§ **WHAT NEEDS TO BE DONE**:
Go through the data and copy every line in which "point" appears.

§ **RECORDS SUPPLIED**:
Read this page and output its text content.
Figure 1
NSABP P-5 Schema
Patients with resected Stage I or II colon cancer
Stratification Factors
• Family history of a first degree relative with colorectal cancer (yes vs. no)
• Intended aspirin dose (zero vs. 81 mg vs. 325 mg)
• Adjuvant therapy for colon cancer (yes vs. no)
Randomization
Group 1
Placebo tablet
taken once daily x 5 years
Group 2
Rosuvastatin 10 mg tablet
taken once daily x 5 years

* * *

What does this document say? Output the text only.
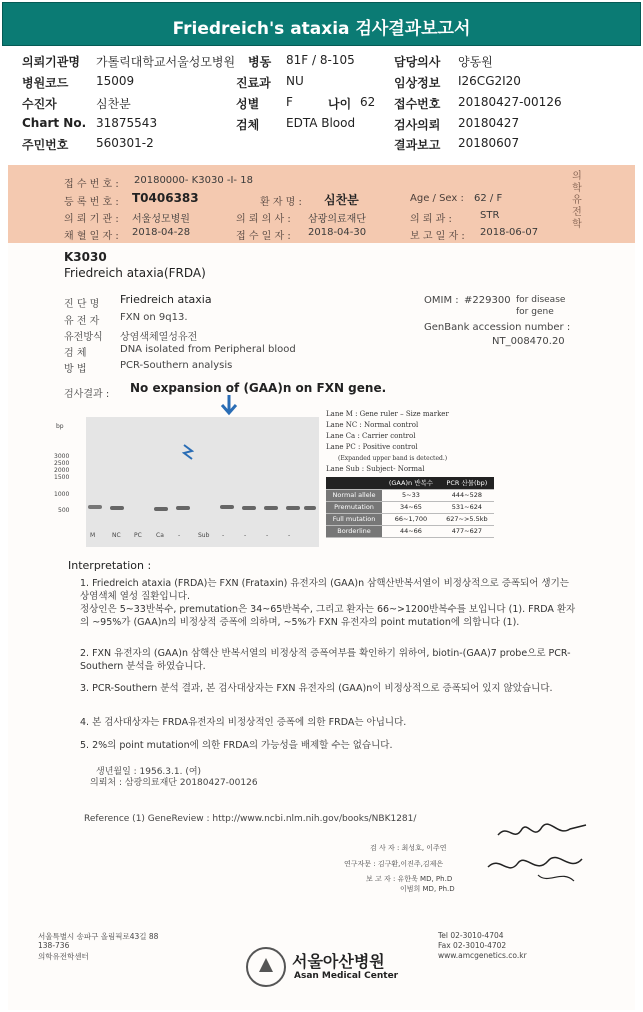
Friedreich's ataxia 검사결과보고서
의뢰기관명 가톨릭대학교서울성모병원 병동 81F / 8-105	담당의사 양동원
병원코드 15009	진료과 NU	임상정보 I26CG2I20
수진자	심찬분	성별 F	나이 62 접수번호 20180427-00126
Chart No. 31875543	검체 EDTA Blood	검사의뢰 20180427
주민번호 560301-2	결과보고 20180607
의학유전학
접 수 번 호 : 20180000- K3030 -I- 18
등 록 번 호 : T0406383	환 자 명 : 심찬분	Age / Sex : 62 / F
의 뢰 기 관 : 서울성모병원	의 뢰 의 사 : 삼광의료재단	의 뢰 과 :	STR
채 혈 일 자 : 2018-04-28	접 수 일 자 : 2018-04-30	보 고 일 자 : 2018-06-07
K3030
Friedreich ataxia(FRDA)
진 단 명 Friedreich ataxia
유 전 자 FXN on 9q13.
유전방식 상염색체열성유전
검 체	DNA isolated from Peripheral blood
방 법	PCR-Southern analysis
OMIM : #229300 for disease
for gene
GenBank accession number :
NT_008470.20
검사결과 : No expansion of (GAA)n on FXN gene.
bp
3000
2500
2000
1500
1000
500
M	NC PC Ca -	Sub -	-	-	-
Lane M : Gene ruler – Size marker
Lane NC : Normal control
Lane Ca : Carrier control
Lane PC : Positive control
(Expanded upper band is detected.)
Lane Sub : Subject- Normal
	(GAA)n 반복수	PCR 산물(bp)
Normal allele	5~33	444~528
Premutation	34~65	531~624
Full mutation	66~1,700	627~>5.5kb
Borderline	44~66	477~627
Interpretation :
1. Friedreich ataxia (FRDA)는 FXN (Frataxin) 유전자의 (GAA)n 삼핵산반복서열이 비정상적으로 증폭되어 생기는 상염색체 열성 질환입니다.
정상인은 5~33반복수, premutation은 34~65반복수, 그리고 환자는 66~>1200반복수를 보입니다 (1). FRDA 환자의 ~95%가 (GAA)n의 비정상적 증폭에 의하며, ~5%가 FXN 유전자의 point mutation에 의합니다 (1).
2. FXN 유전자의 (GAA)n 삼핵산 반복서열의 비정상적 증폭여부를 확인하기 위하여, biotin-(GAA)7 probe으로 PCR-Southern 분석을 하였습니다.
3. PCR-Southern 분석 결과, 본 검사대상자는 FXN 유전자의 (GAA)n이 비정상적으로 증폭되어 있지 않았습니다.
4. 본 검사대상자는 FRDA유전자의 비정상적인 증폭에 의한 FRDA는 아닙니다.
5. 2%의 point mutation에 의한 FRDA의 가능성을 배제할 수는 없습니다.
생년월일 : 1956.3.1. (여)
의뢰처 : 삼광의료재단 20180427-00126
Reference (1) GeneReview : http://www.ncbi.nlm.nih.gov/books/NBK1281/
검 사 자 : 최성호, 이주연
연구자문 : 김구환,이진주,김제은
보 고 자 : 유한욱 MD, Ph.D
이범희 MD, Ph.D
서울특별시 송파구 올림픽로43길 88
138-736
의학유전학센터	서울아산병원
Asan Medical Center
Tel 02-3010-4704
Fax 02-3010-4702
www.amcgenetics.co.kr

...

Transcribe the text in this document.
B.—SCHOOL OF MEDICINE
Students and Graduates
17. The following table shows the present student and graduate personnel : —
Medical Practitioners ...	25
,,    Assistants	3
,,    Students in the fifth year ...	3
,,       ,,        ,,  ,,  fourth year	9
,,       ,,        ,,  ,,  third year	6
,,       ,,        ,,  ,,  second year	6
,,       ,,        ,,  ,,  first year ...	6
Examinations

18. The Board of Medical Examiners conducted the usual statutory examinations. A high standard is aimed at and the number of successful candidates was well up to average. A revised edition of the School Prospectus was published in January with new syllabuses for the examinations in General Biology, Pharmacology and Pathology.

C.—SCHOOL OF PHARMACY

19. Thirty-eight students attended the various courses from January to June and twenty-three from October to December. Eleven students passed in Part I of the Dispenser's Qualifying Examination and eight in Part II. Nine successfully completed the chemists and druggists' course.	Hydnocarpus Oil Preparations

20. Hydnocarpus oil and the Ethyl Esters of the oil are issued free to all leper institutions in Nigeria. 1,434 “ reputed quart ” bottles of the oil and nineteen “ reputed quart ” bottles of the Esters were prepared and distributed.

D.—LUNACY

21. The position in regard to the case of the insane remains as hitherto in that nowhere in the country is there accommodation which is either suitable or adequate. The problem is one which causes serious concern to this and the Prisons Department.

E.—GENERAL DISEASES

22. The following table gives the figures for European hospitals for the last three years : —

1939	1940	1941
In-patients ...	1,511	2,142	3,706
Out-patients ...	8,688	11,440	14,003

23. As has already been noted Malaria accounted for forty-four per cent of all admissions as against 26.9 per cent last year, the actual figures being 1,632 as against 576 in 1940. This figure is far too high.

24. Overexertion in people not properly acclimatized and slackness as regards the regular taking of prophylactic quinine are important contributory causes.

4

§ **ANSWER BOX**:
정상인은 5~33반복수, premutation은 34~65반복수, 그리고 환자는 66~>1200반복수를 보입니다 (1). FRDA 환자의 ~95%가 (GAA)n의 비정상적 증폭에 의하며, ~5%가 FXN 유전자의 point mutation에 의합니다 (1).
5. 2%의 point mutation에 의한 FRDA의 가능성을 배제할 수는 없습니다.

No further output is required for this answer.